## TRECHO CITADO
☆ ☆ ☆ ☆

Por Breno Altman, em seu blog:
A mídia tradicional dormiu e amanheceu, após a apresentação oficial da nova equipe econômica, em saliente regojizo.
A formalização de que o economista Joaquim Levy será o novo ministro da Fazenda foi recebida como se tivesse sido instituído um regime parlamentarista.
A presidente Dilma Rousseff, reeleita chefe de Estado, estaria obrigada a manter suas mãos esquerdistas fora dos assuntos econômicos.
A partir de agora, se o PT quiser paz e o retorno aos tempos de prosperidade, quem manda é o homem da gravata azul.
Ladeado por Alexandre Tombini e Nelson Barbosa, que estarão respectivamente encarregados de comandar o Banco Central e a pasta do Planejamento, Joaquim Levy deu seu recado em coletiva de imprensa.
Foi respeitoso com o atual titular da Fazenda, Guido Mantega, mas não dirigiu uma só palavra de agradecimento à presidente da República por tê-lo nomeado a tão importante cargo.
Muito menos fez os tradicionais votos de disciplina, próprios ao presidencialismo, através dos quais um alto funcionário assume obediência devida ao programa de governo escolhido pela soberania popular e ao supremo mandatário que o representa.
O ex-diretor do Bradesco não anunciou medidas concretas. A prudência exige que se aguarde este momento antes de qualquer conclusão mais profunda sobre o rumo que pretende imprimir.
Mas seu discurso pré-posse, lido perante os jornalistas, foi cheio de conteúdo.
O tema fundamental foi geração de superávit primário. Sob tal princípio reitor, ainda que gradualmente dominante, a pedra de toque da gestão econômica passaria a ser o enxugamento de despesas.
Aluno aplicado da escola monetarista, Levy retirou da gaveta, cheirando à naftalina, o velho roteiro da economia liberal.
A questão primordial está na captação dos fluxos de investimento.
Para esse propósito, o governo precisa oferecer atrativos irrecusáveis (taxa elevada de juros, desregulamentação, concessões e privatizações, baixos custos comparativos) e segurança fazendária, demarcada pela produção progressiva de caixa.
O mercado faria o resto.
O capital, seduzido por vantagens e garantias, traria embutida a perspectiva de aceleração do crescimento e até de melhorias sociais.
Os povos estão cansados de ver como termina este filme, com a riqueza social tungada pelos fundos financeiros privados, exacerbando desigualdades e concentrando a renda, colocando de joelhos Estados estropiados e nações empobrecidas.

☆ ☆ ☆ ☆

Entradas do conjunto de dados de layout:
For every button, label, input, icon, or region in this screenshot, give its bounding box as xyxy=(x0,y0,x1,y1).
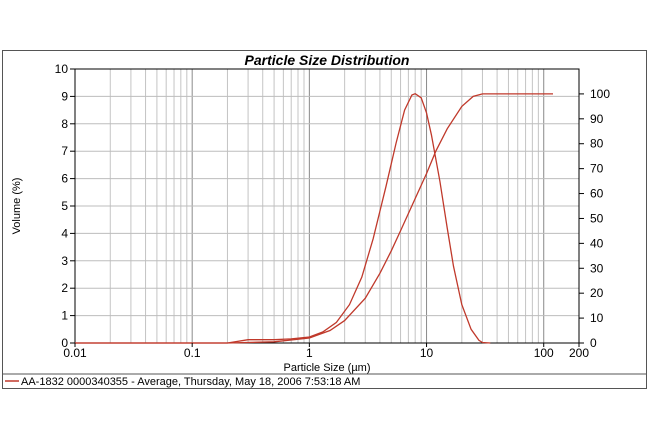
y-tick-label: 4 xyxy=(61,226,68,240)
y2-tick-label: 30 xyxy=(590,261,604,275)
x-tick-label: 100 xyxy=(534,346,554,360)
y-tick-label: 5 xyxy=(61,199,68,213)
y-tick-label: 3 xyxy=(61,254,68,268)
y-tick-label: 1 xyxy=(61,309,68,323)
x-tick-label: 0.1 xyxy=(184,346,201,360)
series-line-cumulative xyxy=(75,93,553,344)
series-line-frequency xyxy=(75,92,491,344)
y2-tick-label: 80 xyxy=(590,137,604,151)
y2-tick-label: 40 xyxy=(590,236,604,250)
x-axis-label: Particle Size (µm) xyxy=(283,362,370,374)
grid-layer xyxy=(74,69,580,343)
x-tick-label: 1 xyxy=(306,346,313,360)
y2-tick-label: 50 xyxy=(590,211,604,225)
y-axis-label: Volume (%) xyxy=(11,178,23,235)
y-tick-label: 8 xyxy=(61,117,68,131)
y-tick-label: 10 xyxy=(55,62,69,76)
chart-frame: 0 1 2 3 4 5 6 7 8 9 10 0 10 20 30 40 50 60 70 80 90 100 0.01 0.… xyxy=(2,50,647,389)
y-tick-label: 6 xyxy=(61,172,68,186)
y-tick-label: 7 xyxy=(61,144,68,158)
y2-tick-label: 20 xyxy=(590,286,604,300)
x-tick-label: 0.01 xyxy=(63,346,87,360)
legend-entry: AA-1832 0000340355 - Average, Thursday, … xyxy=(21,376,360,388)
y2-tick-label: 100 xyxy=(590,87,610,101)
y2-tick-label: 10 xyxy=(590,311,604,325)
y2-tick-label: 0 xyxy=(590,336,597,350)
y-tick-label: 2 xyxy=(61,281,68,295)
chart-title: Particle Size Distribution xyxy=(245,52,410,68)
y-tick-label: 9 xyxy=(61,89,68,103)
series-layer xyxy=(75,92,553,344)
y-tick-label: 0 xyxy=(61,336,68,350)
x-tick-label: 10 xyxy=(420,346,434,360)
y2-tick-label: 70 xyxy=(590,162,604,176)
y2-tick-label: 90 xyxy=(590,112,604,126)
x-tick-label: 200 xyxy=(569,346,589,360)
y2-tick-label: 60 xyxy=(590,187,604,201)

☆ ☆ ☆ ☆

## INSTRUÇÕES DAS TAREFAS
1. Indique se cada afirmação abaixo está de acordo com o texto sobre a nova equipe econômica, respondendo sim ou não e citando literalmente as palavras do texto que decidem a questão. (a) Alexandre Tombini ficará encarregado de comandar o Banco Central. (b) Joaquim Levy agradeceu à presidente da República por tê-lo nomeado. (c) Joaquim Levy anunciou medidas concretas na coletiva de imprensa.
2. Responda com base no texto sobre a nova equipe econômica:
(a) Quem é o atual titular da Fazenda?
(b) Qual foi o tema fundamental do discurso de Joaquim Levy?
(c) Quem ficará encarregado da pasta do Planejamento?
3. Retome o texto sobre a nova equipe econômica a partir do ponto em que ele termina, dando continuidade à argumentação.

## GABARITO
1.
(a) Sim: "Ladeado por Alexandre Tombini e Nelson Barbosa, que estarão respectivamente encarregados de comandar o Banco Central e a pasta do Planejamento".
(b) Não: "não dirigiu uma só palavra de agradecimento à presidente da República por tê-lo nomeado a tão importante cargo".
(c) Não: "O ex-diretor do Bradesco não anunciou medidas concretas."

2.
(a) Guido Mantega.
(b) A geração de superávit primário.
(c) Nelson Barbosa.

3.
O Brasil foi escapando deste cenário nos últimos doze anos, forjando um novo modelo de desenvolvimento, ainda instável e precário, alicerçado na ampliação do mercado interno de massas e na inclusão social.
As principais ferramentas para este processo – por exemplo, os programas sociais, a expansão das obras públicas e o aumento do salario mínimo – foram construídas fundamentalmente pelo reordenamento e a majoração dos gastos governamentais.
O ritmo de implementação desde modelo avançou quando a administração federal teve empenho, condições econômicas e força política para reduzir a renda financeira do capital, baixando a taxa real de juros, e se apropriar desta poupança para fortalecer políticas distributivistas.
A aposta desta via de desenvolvimento, adotada com mais vigor a partir do segundo mandato de Lula, era que a pujança do mercado interno, animado pela ação do Estado, impulsionava o crescimento e aumentava as receitas tributárias.
Além de recuperar a capacidade de investimento estatal, criava-se ambiente favorável também aos investimentos privados produtivos, estimulados pela mescla entre incorporação de novos consumidores e modernização da infraestrutura.
A crise econômica internacional afetou esta construção, reduzindo mercados e investimentos.
A expansão da capacidade popular de consumo, em ritmo superior à criação de oferta, desacelerada pela carência relativa de investimentos, pressionou a inflação.
A resposta do governo, acossado pelos oráculos do mercado, foi o aumento paulatino dos juros para conter a demanda. De março de 2013 a outubro de 2014, a Selic pulou de 7,25% para 11,25% ao ano.
Cresceu a renda financeira das vinte mil famílias que controlam 70% dos títulos da dívida interna. Mas deterioraram-se as contas públicas: quatro pontos a mais de juros significam despesa anual extra ao redor de R$ 120 bilhões.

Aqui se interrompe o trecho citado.